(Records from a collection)
'''

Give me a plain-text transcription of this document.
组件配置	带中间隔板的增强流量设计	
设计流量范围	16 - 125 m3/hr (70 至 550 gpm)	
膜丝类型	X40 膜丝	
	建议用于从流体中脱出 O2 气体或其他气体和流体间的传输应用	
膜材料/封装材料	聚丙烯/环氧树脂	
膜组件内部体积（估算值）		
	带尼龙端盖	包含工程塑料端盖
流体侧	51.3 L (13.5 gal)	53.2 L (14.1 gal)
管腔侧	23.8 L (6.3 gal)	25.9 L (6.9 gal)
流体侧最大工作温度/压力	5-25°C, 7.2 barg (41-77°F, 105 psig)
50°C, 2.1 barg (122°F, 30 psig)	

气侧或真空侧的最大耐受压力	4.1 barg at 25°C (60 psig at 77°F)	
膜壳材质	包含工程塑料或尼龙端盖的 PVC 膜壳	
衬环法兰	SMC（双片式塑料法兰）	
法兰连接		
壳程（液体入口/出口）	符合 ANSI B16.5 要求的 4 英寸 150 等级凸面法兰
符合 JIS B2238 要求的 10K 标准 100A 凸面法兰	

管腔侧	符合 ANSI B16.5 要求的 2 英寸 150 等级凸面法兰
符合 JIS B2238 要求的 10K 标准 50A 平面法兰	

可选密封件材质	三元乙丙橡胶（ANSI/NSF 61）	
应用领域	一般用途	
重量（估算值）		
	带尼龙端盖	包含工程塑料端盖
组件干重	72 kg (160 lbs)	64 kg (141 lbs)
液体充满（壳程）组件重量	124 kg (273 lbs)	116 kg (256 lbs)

'''

*GIVEN PROBLEM*. Restate the whole of the material exactly.

*SOLUTION FOR THIS EXERCISE*.
Give me a plain-text transcription of this document.
组件配置	带中间隔板的增强流量设计	
设计流量范围	16 - 125 m3/hr (70 至 550 gpm)	
膜丝类型	X40 膜丝	
	建议用于从流体中脱出 O2 气体或其他气体和流体间的传输应用	
膜材料/封装材料	聚丙烯/环氧树脂	
膜组件内部体积（估算值）		
	带尼龙端盖	包含工程塑料端盖
流体侧	51.3 L (13.5 gal)	53.2 L (14.1 gal)
管腔侧	23.8 L (6.3 gal)	25.9 L (6.9 gal)
流体侧最大工作温度/压力	5-25°C, 7.2 barg (41-77°F, 105 psig)
50°C, 2.1 barg (122°F, 30 psig)	

气侧或真空侧的最大耐受压力	4.1 barg at 25°C (60 psig at 77°F)	
膜壳材质	包含工程塑料或尼龙端盖的 PVC 膜壳	
衬环法兰	SMC（双片式塑料法兰）	
法兰连接		
壳程（液体入口/出口）	符合 ANSI B16.5 要求的 4 英寸 150 等级凸面法兰
符合 JIS B2238 要求的 10K 标准 100A 凸面法兰	

管腔侧	符合 ANSI B16.5 要求的 2 英寸 150 等级凸面法兰
符合 JIS B2238 要求的 10K 标准 50A 平面法兰	

可选密封件材质	三元乙丙橡胶（ANSI/NSF 61）	
应用领域	一般用途	
重量（估算值）		
	带尼龙端盖	包含工程塑料端盖
组件干重	72 kg (160 lbs)	64 kg (141 lbs)
液体充满（壳程）组件重量	124 kg (273 lbs)	116 kg (256 lbs)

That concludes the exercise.